Material for the task:
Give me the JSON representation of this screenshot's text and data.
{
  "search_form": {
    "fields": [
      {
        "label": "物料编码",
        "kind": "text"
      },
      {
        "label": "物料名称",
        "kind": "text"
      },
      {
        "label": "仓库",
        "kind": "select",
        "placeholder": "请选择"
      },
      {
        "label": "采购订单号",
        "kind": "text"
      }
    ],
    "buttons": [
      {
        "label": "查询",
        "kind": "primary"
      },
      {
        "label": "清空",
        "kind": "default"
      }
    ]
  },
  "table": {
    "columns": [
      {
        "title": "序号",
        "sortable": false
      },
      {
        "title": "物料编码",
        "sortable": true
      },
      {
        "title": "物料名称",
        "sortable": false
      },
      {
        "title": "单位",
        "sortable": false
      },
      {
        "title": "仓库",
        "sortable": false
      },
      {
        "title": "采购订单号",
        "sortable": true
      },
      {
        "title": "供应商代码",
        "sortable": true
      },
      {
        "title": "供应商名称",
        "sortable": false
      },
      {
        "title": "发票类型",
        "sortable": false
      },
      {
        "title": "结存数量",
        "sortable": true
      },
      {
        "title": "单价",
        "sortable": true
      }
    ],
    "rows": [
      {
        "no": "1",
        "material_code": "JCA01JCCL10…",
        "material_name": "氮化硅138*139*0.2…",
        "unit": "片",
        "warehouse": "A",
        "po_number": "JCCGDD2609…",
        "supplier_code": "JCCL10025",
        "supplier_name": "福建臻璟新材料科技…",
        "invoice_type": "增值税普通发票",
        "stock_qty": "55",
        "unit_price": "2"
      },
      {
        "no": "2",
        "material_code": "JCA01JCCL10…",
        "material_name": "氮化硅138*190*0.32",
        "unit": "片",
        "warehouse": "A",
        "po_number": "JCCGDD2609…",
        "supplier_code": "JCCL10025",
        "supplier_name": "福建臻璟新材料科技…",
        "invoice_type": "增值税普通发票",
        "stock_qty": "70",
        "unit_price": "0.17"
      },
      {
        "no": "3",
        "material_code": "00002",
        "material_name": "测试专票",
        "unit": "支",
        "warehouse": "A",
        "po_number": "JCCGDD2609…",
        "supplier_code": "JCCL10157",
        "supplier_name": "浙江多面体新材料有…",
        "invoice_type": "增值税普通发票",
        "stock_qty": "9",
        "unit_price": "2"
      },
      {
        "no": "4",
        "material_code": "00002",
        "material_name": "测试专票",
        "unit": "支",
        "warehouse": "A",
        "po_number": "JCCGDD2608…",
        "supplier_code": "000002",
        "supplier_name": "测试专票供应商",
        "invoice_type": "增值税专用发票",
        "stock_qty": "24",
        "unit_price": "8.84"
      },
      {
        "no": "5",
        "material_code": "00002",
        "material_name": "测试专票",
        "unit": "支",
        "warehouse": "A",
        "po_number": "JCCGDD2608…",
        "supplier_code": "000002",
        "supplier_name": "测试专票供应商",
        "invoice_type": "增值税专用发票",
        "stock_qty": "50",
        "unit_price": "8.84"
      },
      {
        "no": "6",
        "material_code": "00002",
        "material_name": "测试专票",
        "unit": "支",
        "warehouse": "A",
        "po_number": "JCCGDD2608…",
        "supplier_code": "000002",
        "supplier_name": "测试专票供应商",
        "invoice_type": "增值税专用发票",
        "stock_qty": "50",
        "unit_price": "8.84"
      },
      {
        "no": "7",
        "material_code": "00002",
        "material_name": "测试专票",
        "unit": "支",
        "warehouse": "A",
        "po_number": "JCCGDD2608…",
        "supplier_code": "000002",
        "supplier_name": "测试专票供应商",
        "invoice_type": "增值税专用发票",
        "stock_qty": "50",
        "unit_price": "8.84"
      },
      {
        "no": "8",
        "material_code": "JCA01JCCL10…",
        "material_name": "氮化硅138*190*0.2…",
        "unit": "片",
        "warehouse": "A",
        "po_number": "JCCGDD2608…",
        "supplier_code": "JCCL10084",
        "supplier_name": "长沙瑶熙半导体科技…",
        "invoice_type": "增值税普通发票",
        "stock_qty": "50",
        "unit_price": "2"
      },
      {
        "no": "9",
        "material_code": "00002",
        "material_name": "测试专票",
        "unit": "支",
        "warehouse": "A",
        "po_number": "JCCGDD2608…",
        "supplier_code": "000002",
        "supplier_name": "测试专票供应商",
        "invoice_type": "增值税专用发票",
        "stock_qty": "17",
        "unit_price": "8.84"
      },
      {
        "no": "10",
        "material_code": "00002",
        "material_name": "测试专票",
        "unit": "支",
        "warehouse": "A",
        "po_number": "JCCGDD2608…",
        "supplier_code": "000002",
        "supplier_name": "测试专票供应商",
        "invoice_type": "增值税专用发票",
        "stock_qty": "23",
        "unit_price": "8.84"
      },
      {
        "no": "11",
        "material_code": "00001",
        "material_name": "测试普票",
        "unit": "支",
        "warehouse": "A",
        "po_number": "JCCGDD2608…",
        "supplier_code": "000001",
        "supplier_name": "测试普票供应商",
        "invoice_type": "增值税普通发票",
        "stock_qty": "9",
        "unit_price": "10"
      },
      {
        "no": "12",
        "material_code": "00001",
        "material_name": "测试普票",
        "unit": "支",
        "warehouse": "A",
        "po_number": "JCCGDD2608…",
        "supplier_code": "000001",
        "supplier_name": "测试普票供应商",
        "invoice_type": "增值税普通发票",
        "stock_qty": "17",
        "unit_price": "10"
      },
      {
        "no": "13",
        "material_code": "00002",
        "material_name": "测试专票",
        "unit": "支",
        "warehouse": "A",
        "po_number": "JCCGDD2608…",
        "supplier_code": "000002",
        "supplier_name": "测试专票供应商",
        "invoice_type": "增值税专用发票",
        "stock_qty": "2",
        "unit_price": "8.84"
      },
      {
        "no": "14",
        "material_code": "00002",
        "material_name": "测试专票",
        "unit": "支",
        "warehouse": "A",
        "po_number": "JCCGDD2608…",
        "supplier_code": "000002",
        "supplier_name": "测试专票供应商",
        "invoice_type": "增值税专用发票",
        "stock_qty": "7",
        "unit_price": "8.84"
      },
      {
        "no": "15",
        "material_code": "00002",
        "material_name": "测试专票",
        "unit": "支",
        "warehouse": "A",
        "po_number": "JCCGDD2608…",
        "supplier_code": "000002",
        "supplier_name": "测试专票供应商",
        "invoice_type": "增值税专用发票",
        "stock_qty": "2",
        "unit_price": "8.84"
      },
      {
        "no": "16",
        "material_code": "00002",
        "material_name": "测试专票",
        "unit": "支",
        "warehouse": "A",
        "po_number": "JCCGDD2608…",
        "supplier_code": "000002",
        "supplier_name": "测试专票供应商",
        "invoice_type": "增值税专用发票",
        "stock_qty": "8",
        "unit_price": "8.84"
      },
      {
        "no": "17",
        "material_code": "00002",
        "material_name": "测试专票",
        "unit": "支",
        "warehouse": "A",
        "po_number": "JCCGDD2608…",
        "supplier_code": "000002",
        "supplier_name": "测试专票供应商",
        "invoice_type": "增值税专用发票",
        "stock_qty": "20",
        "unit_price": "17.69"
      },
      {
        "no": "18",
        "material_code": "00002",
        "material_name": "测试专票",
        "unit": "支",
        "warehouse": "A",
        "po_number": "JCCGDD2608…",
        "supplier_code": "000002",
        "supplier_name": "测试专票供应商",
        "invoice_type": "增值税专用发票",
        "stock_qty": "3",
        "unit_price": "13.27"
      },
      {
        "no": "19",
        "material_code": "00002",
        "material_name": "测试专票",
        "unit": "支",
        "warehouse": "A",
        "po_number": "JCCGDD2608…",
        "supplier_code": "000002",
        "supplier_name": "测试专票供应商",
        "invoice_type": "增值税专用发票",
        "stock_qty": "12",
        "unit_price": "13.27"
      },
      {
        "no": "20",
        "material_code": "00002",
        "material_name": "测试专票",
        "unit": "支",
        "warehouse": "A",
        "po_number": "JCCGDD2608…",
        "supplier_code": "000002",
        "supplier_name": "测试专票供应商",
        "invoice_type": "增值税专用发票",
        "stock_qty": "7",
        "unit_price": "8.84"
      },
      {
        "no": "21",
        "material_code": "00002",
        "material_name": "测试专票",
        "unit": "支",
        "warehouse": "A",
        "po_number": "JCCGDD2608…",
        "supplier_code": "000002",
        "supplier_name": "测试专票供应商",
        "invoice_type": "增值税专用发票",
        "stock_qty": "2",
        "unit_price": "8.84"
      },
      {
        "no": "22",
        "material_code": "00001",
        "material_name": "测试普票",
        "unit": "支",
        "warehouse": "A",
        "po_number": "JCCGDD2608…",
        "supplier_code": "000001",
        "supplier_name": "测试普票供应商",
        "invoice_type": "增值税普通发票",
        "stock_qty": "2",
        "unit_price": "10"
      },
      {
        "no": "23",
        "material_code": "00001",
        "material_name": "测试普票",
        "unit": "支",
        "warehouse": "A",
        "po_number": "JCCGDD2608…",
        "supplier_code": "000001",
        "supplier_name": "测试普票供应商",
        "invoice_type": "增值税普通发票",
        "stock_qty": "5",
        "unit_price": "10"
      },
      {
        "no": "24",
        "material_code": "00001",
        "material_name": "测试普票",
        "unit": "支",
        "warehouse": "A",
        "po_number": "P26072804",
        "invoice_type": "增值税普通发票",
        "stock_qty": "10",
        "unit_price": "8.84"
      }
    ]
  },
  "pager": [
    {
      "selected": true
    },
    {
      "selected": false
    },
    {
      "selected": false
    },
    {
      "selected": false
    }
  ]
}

Aim of the task: Return each line of the data that contains the string "label".

Solved problem:
        "label": "物料编码",
        "label": "物料名称",
        "label": "仓库",
        "label": "采购订单号",
        "label": "查询",
        "label": "清空",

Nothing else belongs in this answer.